# START OF Data listing

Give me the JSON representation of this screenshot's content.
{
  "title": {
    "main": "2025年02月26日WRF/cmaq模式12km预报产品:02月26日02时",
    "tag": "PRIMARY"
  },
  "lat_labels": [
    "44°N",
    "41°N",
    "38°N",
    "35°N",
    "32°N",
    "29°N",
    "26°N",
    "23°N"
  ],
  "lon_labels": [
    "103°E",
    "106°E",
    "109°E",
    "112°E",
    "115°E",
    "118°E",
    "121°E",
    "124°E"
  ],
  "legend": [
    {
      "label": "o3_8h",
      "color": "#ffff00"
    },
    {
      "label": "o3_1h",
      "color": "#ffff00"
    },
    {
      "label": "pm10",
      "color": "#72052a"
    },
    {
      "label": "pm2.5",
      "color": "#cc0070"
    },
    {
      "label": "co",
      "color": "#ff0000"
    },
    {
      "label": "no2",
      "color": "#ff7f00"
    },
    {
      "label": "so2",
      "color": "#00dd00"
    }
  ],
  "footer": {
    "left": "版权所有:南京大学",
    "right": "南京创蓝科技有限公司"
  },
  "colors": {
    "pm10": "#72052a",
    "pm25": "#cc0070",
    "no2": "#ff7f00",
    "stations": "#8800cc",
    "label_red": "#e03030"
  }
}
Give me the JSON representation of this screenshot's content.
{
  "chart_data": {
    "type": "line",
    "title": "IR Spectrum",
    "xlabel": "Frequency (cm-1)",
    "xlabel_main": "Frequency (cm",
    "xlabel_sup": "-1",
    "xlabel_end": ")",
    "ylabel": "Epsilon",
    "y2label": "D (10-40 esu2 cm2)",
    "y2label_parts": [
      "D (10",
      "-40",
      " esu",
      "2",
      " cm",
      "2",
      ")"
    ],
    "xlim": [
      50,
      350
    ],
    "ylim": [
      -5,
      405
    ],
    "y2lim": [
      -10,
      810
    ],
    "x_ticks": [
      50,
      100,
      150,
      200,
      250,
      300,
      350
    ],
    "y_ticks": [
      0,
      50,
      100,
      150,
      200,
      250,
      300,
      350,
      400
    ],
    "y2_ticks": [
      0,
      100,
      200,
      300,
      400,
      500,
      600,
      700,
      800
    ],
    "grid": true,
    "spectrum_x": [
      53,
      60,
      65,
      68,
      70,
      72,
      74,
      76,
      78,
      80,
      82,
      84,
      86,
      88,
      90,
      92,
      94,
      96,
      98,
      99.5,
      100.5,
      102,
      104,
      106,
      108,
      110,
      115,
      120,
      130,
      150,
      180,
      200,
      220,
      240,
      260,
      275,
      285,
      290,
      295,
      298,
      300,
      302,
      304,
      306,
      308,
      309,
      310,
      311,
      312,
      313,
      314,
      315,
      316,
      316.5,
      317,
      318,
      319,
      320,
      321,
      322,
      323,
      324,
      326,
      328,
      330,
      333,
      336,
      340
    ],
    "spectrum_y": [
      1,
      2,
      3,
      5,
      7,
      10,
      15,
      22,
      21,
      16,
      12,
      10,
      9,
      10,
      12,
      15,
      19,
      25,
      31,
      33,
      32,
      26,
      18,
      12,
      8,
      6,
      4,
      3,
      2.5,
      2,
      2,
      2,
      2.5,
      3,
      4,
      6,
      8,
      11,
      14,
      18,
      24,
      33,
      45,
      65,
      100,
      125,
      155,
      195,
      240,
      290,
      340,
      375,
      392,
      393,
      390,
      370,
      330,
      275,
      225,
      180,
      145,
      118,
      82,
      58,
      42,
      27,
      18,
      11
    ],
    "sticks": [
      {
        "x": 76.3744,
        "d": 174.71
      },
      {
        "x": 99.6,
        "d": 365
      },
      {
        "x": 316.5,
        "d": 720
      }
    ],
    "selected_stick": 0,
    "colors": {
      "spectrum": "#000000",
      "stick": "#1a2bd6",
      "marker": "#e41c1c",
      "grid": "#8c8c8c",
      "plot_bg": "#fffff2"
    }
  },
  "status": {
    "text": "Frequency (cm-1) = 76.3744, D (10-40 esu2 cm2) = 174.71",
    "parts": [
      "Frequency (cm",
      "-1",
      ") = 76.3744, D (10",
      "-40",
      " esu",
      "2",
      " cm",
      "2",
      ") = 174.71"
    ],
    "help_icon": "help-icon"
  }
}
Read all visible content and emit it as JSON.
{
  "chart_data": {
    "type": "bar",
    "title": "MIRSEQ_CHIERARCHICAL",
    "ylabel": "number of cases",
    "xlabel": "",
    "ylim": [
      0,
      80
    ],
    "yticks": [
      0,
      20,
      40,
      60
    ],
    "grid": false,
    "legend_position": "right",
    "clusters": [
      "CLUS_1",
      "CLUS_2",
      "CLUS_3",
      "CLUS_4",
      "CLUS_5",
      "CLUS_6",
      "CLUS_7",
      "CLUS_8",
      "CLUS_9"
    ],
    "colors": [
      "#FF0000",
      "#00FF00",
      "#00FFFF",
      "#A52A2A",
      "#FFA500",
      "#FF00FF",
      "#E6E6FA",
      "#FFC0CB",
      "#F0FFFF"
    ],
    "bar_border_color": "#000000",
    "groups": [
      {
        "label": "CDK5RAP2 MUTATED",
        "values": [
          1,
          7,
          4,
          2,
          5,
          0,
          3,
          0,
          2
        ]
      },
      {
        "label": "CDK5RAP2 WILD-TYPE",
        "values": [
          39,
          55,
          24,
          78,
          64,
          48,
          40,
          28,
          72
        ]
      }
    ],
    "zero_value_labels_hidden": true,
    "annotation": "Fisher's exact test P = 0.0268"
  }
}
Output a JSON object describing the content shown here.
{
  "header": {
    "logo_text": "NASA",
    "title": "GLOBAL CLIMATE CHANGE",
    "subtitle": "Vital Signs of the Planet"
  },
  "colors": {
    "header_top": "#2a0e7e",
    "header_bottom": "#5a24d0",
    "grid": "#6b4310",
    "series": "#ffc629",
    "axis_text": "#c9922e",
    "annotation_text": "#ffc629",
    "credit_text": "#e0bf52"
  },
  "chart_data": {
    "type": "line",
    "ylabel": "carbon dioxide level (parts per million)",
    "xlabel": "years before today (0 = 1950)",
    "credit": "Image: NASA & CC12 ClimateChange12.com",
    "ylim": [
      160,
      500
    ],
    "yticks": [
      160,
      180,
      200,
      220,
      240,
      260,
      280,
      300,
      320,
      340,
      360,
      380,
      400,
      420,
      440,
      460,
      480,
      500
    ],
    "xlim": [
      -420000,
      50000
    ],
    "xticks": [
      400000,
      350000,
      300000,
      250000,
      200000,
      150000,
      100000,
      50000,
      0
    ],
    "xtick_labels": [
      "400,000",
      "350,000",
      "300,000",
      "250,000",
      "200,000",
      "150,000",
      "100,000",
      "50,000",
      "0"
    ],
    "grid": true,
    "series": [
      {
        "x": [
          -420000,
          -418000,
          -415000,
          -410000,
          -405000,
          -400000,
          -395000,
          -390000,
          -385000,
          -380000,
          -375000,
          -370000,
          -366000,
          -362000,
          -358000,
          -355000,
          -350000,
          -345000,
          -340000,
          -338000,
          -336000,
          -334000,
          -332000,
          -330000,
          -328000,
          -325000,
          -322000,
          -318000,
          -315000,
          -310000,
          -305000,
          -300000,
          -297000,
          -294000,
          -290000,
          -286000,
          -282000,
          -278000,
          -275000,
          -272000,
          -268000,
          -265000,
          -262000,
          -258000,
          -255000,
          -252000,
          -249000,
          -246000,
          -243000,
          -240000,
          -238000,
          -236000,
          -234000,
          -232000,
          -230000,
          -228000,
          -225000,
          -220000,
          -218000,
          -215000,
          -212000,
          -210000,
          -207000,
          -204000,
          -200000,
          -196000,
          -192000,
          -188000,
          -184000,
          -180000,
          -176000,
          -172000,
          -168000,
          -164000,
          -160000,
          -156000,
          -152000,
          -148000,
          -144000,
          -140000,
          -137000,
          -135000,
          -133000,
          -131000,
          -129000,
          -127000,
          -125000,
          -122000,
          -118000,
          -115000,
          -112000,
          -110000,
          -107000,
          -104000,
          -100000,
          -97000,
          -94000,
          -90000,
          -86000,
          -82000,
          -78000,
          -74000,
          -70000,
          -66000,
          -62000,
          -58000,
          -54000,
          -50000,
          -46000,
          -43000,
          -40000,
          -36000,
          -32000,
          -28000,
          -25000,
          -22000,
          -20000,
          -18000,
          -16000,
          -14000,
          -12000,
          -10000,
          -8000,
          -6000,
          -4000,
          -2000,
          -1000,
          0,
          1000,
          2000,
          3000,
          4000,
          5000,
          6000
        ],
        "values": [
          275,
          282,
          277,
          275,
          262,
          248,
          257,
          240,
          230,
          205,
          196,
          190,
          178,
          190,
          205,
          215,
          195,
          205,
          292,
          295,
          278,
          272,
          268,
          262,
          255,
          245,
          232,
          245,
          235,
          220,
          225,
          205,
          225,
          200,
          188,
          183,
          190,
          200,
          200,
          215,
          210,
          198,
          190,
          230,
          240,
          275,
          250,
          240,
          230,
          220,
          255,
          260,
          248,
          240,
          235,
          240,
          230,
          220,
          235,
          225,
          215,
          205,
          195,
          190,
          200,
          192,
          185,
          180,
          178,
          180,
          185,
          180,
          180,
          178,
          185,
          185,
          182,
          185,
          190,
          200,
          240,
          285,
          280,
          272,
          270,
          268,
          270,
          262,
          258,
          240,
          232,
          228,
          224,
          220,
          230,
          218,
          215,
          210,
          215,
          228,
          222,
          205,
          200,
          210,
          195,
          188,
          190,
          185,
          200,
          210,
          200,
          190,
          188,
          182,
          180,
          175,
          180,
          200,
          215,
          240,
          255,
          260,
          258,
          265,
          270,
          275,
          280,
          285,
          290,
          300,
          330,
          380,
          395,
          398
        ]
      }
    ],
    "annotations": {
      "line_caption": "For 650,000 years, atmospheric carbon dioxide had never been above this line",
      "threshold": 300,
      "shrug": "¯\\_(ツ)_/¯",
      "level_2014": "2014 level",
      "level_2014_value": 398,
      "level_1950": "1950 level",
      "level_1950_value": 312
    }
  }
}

# END OF Data listing

What you will do:
Wherever the string "dioxide" appears in the entries above, list that line.

Result of the task:
    "ylabel": "carbon dioxide level (parts per million)",
      "line_caption": "For 650,000 years, atmospheric carbon dioxide had never been above this line",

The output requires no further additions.